## Start Provided data

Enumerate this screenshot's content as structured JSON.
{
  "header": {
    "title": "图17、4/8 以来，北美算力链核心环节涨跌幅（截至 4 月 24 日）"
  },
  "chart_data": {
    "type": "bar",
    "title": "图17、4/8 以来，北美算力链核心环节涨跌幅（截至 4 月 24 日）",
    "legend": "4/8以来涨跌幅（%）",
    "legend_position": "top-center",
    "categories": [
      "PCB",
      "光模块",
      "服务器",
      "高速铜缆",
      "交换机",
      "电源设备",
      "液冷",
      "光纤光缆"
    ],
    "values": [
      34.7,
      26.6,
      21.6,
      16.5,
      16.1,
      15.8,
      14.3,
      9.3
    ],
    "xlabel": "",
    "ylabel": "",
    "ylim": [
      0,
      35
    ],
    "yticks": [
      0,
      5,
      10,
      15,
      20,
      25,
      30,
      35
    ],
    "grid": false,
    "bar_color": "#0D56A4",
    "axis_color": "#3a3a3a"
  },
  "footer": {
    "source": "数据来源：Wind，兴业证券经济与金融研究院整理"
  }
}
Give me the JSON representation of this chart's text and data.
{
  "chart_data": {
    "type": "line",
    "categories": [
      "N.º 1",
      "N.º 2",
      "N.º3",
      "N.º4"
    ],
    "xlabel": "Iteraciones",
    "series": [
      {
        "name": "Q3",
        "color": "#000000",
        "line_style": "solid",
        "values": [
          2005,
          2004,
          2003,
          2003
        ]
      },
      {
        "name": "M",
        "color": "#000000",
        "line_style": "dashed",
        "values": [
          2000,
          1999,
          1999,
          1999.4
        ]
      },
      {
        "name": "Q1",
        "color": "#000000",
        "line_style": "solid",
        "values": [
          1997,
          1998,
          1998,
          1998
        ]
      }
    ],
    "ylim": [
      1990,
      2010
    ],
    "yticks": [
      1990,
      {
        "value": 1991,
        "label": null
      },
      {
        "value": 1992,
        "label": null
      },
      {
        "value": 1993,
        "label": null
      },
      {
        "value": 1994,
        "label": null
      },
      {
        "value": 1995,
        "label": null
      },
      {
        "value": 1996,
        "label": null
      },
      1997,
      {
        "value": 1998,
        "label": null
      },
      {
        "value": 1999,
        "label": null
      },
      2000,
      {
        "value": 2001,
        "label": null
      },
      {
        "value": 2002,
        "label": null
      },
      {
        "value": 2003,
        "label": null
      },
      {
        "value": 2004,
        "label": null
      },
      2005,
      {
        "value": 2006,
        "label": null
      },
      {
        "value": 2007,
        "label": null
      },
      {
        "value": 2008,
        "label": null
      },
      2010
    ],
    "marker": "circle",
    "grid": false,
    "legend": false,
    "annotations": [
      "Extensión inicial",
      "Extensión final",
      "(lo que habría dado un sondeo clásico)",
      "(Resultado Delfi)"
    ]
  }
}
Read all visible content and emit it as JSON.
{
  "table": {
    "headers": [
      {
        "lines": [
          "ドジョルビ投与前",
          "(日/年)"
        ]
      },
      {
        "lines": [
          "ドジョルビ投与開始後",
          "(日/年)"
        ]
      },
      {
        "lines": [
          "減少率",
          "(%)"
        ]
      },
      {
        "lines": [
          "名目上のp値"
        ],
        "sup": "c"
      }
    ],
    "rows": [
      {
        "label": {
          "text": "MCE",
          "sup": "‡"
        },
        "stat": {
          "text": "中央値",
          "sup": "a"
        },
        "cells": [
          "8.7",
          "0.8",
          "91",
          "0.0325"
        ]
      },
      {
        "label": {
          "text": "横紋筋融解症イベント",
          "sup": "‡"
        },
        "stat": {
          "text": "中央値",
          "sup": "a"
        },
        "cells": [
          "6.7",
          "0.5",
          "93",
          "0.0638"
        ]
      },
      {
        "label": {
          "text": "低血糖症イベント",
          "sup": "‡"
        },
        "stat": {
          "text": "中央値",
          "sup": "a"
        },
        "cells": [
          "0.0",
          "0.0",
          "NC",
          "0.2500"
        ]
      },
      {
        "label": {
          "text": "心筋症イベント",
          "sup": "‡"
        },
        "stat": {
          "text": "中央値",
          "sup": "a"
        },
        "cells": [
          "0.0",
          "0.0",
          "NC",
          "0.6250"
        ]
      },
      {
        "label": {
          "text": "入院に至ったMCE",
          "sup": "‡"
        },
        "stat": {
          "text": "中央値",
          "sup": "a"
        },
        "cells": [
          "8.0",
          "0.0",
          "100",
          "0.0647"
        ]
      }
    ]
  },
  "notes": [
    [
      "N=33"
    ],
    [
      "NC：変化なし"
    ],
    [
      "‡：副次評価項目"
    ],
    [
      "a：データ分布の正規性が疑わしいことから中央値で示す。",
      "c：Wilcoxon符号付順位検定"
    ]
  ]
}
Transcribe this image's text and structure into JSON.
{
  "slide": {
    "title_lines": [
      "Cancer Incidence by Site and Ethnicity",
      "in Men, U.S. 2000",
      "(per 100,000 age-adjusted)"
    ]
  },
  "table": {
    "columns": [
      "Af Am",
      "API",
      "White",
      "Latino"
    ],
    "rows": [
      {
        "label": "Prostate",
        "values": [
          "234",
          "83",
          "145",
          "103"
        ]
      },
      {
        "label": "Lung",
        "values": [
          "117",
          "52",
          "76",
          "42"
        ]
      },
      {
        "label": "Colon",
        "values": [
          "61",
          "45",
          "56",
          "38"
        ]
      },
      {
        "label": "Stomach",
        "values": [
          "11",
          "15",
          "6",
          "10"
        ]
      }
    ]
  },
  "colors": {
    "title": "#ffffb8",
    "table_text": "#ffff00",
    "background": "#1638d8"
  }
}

## End Provided data

*Problem to solve:*
Filter out every line that lacks the word "JSON", and copy the rest.

*Answer for this exercise:*
Enumerate this screenshot's content as structured JSON.
Give me the JSON representation of this chart's text and data.
Read all visible content and emit it as JSON.
Transcribe this image's text and structure into JSON.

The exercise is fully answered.